(Stored records)
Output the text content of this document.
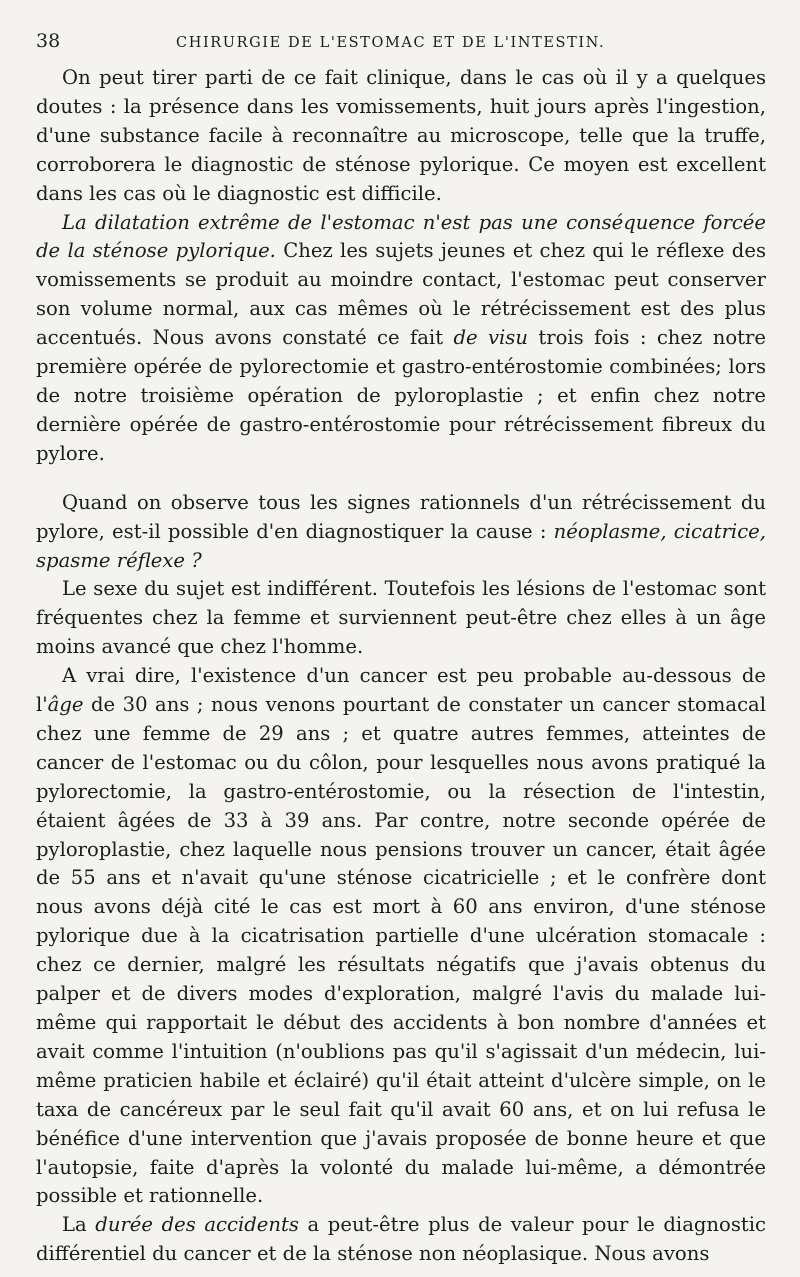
38	CHIRURGIE DE L'ESTOMAC ET DE L'INTESTIN.

On peut tirer parti de ce fait clinique, dans le cas où il y a quelques doutes : la présence dans les vomissements, huit jours après l'ingestion, d'une substance facile à reconnaître au microscope, telle que la truffe, corroborera le diagnostic de sténose pylorique. Ce moyen est excellent dans les cas où le diagnostic est difficile.

La dilatation extrême de l'estomac n'est pas une conséquence forcée de la sténose pylorique. Chez les sujets jeunes et chez qui le réflexe des vomissements se produit au moindre contact, l'estomac peut conserver son volume normal, aux cas mêmes où le rétrécissement est des plus accentués. Nous avons constaté ce fait de visu trois fois : chez notre première opérée de pylorectomie et gastro-entérostomie combinées; lors de notre troisième opération de pyloroplastie ; et enfin chez notre dernière opérée de gastro-entérostomie pour rétrécissement fibreux du pylore.

Quand on observe tous les signes rationnels d'un rétrécissement du pylore, est-il possible d'en diagnostiquer la cause : néoplasme, cicatrice, spasme réflexe ?

Le sexe du sujet est indifférent. Toutefois les lésions de l'estomac sont fréquentes chez la femme et surviennent peut-être chez elles à un âge moins avancé que chez l'homme.

A vrai dire, l'existence d'un cancer est peu probable au-dessous de l'âge de 30 ans ; nous venons pourtant de constater un cancer stomacal chez une femme de 29 ans ; et quatre autres femmes, atteintes de cancer de l'estomac ou du côlon, pour lesquelles nous avons pratiqué la pylorectomie, la gastro-entérostomie, ou la résection de l'intestin, étaient âgées de 33 à 39 ans. Par contre, notre seconde opérée de pyloroplastie, chez laquelle nous pensions trouver un cancer, était âgée de 55 ans et n'avait qu'une sténose cicatricielle ; et le confrère dont nous avons déjà cité le cas est mort à 60 ans environ, d'une sténose pylorique due à la cicatrisation partielle d'une ulcération stomacale : chez ce dernier, malgré les résultats négatifs que j'avais obtenus du palper et de divers modes d'exploration, malgré l'avis du malade lui-même qui rapportait le début des accidents à bon nombre d'années et avait comme l'intuition (n'oublions pas qu'il s'agissait d'un médecin, lui-même praticien habile et éclairé) qu'il était atteint d'ulcère simple, on le taxa de cancéreux par le seul fait qu'il avait 60 ans, et on lui refusa le bénéfice d'une intervention que j'avais proposée de bonne heure et que l'autopsie, faite d'après la volonté du malade lui-même, a démontrée possible et rationnelle.

La durée des accidents a peut-être plus de valeur pour le diagnostic différentiel du cancer et de la sténose non néoplasique. Nous avons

* _WHAT IS EXPECTED_
Copy the whole of the material above exactly, but not its images.

* _RESULT_
Output the text content of this document.
38	CHIRURGIE DE L'ESTOMAC ET DE L'INTESTIN.

On peut tirer parti de ce fait clinique, dans le cas où il y a quelques doutes : la présence dans les vomissements, huit jours après l'ingestion, d'une substance facile à reconnaître au microscope, telle que la truffe, corroborera le diagnostic de sténose pylorique. Ce moyen est excellent dans les cas où le diagnostic est difficile.

La dilatation extrême de l'estomac n'est pas une conséquence forcée de la sténose pylorique. Chez les sujets jeunes et chez qui le réflexe des vomissements se produit au moindre contact, l'estomac peut conserver son volume normal, aux cas mêmes où le rétrécissement est des plus accentués. Nous avons constaté ce fait de visu trois fois : chez notre première opérée de pylorectomie et gastro-entérostomie combinées; lors de notre troisième opération de pyloroplastie ; et enfin chez notre dernière opérée de gastro-entérostomie pour rétrécissement fibreux du pylore.

Quand on observe tous les signes rationnels d'un rétrécissement du pylore, est-il possible d'en diagnostiquer la cause : néoplasme, cicatrice, spasme réflexe ?

Le sexe du sujet est indifférent. Toutefois les lésions de l'estomac sont fréquentes chez la femme et surviennent peut-être chez elles à un âge moins avancé que chez l'homme.

A vrai dire, l'existence d'un cancer est peu probable au-dessous de l'âge de 30 ans ; nous venons pourtant de constater un cancer stomacal chez une femme de 29 ans ; et quatre autres femmes, atteintes de cancer de l'estomac ou du côlon, pour lesquelles nous avons pratiqué la pylorectomie, la gastro-entérostomie, ou la résection de l'intestin, étaient âgées de 33 à 39 ans. Par contre, notre seconde opérée de pyloroplastie, chez laquelle nous pensions trouver un cancer, était âgée de 55 ans et n'avait qu'une sténose cicatricielle ; et le confrère dont nous avons déjà cité le cas est mort à 60 ans environ, d'une sténose pylorique due à la cicatrisation partielle d'une ulcération stomacale : chez ce dernier, malgré les résultats négatifs que j'avais obtenus du palper et de divers modes d'exploration, malgré l'avis du malade lui-même qui rapportait le début des accidents à bon nombre d'années et avait comme l'intuition (n'oublions pas qu'il s'agissait d'un médecin, lui-même praticien habile et éclairé) qu'il était atteint d'ulcère simple, on le taxa de cancéreux par le seul fait qu'il avait 60 ans, et on lui refusa le bénéfice d'une intervention que j'avais proposée de bonne heure et que l'autopsie, faite d'après la volonté du malade lui-même, a démontrée possible et rationnelle.

La durée des accidents a peut-être plus de valeur pour le diagnostic différentiel du cancer et de la sténose non néoplasique. Nous avons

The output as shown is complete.